» TASK DETAILS: Retype all the records with nothing changed.

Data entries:
━━━━━━━━━━

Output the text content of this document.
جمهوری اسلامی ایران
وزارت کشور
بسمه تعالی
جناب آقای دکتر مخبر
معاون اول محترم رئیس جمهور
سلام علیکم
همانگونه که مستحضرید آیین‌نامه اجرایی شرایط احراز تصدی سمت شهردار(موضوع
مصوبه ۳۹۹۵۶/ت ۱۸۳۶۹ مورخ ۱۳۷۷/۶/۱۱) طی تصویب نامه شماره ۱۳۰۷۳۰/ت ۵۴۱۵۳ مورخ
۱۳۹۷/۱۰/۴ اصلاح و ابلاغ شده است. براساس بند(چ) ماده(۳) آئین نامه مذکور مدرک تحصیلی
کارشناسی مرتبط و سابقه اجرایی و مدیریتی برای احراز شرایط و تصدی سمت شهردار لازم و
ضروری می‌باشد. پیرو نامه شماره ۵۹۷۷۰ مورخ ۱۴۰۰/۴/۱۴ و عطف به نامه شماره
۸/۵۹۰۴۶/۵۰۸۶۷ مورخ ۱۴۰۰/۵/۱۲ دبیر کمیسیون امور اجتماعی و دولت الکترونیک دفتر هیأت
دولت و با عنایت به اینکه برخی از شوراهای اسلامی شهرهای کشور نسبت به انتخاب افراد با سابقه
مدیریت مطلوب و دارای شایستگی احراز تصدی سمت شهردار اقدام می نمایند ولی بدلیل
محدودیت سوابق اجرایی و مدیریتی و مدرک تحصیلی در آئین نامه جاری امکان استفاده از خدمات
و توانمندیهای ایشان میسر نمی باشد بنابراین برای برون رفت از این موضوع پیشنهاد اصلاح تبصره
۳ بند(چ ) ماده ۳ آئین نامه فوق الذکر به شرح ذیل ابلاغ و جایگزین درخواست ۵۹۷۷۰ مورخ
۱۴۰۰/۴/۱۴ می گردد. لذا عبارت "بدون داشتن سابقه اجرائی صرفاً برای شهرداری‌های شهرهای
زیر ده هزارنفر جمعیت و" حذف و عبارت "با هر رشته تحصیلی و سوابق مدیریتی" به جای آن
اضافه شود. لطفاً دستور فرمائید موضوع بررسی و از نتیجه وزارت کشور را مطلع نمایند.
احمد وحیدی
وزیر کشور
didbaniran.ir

━━━━━━━━━━

» THE RESPONSE:
Output the text content of this document.
جمهوری اسلامی ایران
وزارت کشور
بسمه تعالی
جناب آقای دکتر مخبر
معاون اول محترم رئیس جمهور
سلام علیکم
همانگونه که مستحضرید آیین‌نامه اجرایی شرایط احراز تصدی سمت شهردار(موضوع
مصوبه ۳۹۹۵۶/ت ۱۸۳۶۹ مورخ ۱۳۷۷/۶/۱۱) طی تصویب نامه شماره ۱۳۰۷۳۰/ت ۵۴۱۵۳ مورخ
۱۳۹۷/۱۰/۴ اصلاح و ابلاغ شده است. براساس بند(چ) ماده(۳) آئین نامه مذکور مدرک تحصیلی
کارشناسی مرتبط و سابقه اجرایی و مدیریتی برای احراز شرایط و تصدی سمت شهردار لازم و
ضروری می‌باشد. پیرو نامه شماره ۵۹۷۷۰ مورخ ۱۴۰۰/۴/۱۴ و عطف به نامه شماره
۸/۵۹۰۴۶/۵۰۸۶۷ مورخ ۱۴۰۰/۵/۱۲ دبیر کمیسیون امور اجتماعی و دولت الکترونیک دفتر هیأت
دولت و با عنایت به اینکه برخی از شوراهای اسلامی شهرهای کشور نسبت به انتخاب افراد با سابقه
مدیریت مطلوب و دارای شایستگی احراز تصدی سمت شهردار اقدام می نمایند ولی بدلیل
محدودیت سوابق اجرایی و مدیریتی و مدرک تحصیلی در آئین نامه جاری امکان استفاده از خدمات
و توانمندیهای ایشان میسر نمی باشد بنابراین برای برون رفت از این موضوع پیشنهاد اصلاح تبصره
۳ بند(چ ) ماده ۳ آئین نامه فوق الذکر به شرح ذیل ابلاغ و جایگزین درخواست ۵۹۷۷۰ مورخ
۱۴۰۰/۴/۱۴ می گردد. لذا عبارت "بدون داشتن سابقه اجرائی صرفاً برای شهرداری‌های شهرهای
زیر ده هزارنفر جمعیت و" حذف و عبارت "با هر رشته تحصیلی و سوابق مدیریتی" به جای آن
اضافه شود. لطفاً دستور فرمائید موضوع بررسی و از نتیجه وزارت کشور را مطلع نمایند.
احمد وحیدی
وزیر کشور
didbaniran.ir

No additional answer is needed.